__ABOUT THIS TASK__
Find each line of the entries with the string "actA", please, and copy it.

__DATASET RECORDS__
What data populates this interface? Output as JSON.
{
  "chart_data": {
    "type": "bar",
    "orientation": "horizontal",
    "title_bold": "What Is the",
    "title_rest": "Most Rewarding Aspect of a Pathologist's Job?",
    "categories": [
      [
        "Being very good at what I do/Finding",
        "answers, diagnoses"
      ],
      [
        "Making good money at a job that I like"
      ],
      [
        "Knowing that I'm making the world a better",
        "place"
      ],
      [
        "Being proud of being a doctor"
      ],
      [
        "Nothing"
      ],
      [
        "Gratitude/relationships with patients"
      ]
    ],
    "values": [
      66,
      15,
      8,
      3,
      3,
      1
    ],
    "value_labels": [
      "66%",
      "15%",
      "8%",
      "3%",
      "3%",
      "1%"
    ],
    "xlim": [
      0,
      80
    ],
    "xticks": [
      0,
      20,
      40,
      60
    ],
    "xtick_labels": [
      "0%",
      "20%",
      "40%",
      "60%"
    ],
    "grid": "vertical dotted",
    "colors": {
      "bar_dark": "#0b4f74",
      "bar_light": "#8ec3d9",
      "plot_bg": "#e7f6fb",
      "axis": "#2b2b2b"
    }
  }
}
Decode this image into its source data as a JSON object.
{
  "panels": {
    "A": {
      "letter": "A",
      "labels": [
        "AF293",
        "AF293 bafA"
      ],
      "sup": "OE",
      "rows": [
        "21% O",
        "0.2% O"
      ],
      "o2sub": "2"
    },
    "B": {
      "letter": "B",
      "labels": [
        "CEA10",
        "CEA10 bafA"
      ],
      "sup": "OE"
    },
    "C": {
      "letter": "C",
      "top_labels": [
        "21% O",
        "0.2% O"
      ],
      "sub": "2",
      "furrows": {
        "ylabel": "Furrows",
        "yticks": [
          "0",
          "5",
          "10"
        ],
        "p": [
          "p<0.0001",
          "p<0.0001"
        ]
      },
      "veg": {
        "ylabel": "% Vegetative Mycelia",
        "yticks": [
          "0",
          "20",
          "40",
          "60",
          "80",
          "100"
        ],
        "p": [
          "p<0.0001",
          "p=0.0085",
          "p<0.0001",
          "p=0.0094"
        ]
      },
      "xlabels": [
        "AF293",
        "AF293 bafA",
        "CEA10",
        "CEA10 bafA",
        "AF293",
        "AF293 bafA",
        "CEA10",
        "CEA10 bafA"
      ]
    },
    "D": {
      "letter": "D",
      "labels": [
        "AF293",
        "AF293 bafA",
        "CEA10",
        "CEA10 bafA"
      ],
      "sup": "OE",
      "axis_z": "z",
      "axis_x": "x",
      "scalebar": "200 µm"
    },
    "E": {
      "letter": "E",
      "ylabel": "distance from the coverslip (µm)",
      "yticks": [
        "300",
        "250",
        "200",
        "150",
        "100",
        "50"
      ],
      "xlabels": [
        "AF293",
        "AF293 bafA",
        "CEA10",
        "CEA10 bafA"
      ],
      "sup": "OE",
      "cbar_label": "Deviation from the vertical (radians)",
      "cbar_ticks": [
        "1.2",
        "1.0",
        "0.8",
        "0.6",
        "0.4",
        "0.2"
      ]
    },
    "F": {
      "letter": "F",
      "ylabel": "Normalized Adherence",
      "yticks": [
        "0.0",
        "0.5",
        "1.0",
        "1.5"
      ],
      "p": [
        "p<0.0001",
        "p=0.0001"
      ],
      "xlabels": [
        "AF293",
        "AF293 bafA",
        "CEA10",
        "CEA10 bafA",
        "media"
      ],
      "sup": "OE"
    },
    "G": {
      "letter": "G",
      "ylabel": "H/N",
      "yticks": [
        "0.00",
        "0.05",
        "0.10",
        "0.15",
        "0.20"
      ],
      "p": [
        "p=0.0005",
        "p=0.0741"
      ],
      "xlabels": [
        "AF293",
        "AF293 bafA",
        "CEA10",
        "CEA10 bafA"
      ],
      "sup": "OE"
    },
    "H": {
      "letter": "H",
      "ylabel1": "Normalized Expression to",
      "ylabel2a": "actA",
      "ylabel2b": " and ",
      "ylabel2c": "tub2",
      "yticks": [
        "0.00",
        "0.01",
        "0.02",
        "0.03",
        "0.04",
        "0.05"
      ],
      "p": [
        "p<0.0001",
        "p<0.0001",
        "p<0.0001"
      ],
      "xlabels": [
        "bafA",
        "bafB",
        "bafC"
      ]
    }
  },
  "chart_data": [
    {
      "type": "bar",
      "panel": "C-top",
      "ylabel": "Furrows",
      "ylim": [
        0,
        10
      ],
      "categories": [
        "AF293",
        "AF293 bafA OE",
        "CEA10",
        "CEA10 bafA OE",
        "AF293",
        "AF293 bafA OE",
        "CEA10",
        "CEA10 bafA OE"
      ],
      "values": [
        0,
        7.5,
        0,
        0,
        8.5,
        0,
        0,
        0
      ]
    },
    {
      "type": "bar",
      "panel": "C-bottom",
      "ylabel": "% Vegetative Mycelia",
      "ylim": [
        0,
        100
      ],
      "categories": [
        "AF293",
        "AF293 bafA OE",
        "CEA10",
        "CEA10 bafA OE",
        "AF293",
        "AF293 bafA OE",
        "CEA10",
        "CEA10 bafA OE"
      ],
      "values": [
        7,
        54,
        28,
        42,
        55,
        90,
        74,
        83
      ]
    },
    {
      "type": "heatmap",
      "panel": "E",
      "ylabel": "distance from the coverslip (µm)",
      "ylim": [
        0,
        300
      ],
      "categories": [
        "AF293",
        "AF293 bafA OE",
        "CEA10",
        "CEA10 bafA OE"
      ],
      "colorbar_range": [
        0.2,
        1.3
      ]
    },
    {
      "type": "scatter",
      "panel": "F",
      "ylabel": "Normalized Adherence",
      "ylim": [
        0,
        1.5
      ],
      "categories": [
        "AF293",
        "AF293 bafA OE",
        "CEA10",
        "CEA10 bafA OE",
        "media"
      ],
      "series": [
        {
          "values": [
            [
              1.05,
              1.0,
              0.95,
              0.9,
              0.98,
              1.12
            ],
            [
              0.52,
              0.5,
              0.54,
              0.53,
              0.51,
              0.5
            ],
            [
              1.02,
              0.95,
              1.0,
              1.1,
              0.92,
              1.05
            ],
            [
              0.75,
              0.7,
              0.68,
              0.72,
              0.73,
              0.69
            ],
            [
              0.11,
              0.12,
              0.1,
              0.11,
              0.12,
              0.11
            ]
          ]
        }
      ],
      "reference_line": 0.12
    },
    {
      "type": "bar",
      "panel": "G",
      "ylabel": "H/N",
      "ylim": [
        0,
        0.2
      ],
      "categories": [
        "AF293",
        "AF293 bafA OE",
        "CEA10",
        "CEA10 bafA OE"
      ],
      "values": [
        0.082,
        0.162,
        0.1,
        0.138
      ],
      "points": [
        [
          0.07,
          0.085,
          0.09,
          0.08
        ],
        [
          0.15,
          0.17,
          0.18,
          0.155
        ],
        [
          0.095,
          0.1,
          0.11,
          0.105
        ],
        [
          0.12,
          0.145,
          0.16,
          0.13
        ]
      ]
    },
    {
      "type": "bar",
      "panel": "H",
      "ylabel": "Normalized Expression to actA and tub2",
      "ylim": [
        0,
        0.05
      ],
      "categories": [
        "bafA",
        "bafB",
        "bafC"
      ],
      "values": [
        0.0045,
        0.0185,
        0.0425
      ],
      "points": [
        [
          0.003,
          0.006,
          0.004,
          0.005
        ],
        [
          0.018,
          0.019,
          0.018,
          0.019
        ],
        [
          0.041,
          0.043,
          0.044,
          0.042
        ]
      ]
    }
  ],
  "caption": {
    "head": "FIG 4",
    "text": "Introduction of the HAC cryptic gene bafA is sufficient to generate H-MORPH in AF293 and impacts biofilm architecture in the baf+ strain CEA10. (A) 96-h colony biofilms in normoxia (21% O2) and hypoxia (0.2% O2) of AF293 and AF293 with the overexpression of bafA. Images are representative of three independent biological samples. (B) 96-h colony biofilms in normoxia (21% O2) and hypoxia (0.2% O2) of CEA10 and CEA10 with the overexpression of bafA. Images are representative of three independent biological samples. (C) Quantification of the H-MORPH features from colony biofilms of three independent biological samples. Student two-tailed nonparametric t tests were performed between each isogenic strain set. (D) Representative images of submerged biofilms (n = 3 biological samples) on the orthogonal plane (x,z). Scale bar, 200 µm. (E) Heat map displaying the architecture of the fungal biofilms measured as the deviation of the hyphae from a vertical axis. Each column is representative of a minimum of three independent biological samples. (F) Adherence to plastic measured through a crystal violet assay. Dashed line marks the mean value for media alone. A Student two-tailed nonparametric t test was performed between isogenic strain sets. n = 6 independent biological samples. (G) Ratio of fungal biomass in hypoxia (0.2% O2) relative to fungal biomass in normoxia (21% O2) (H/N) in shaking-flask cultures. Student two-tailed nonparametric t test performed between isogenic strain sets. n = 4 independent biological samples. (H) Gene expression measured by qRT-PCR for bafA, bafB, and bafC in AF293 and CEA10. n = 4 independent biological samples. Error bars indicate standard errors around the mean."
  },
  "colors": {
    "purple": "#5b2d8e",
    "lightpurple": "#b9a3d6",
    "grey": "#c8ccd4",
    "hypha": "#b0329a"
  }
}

__FINAL ANSWER__
      "ylabel2a": "actA",
      "ylabel": "Normalized Expression to actA and tub2",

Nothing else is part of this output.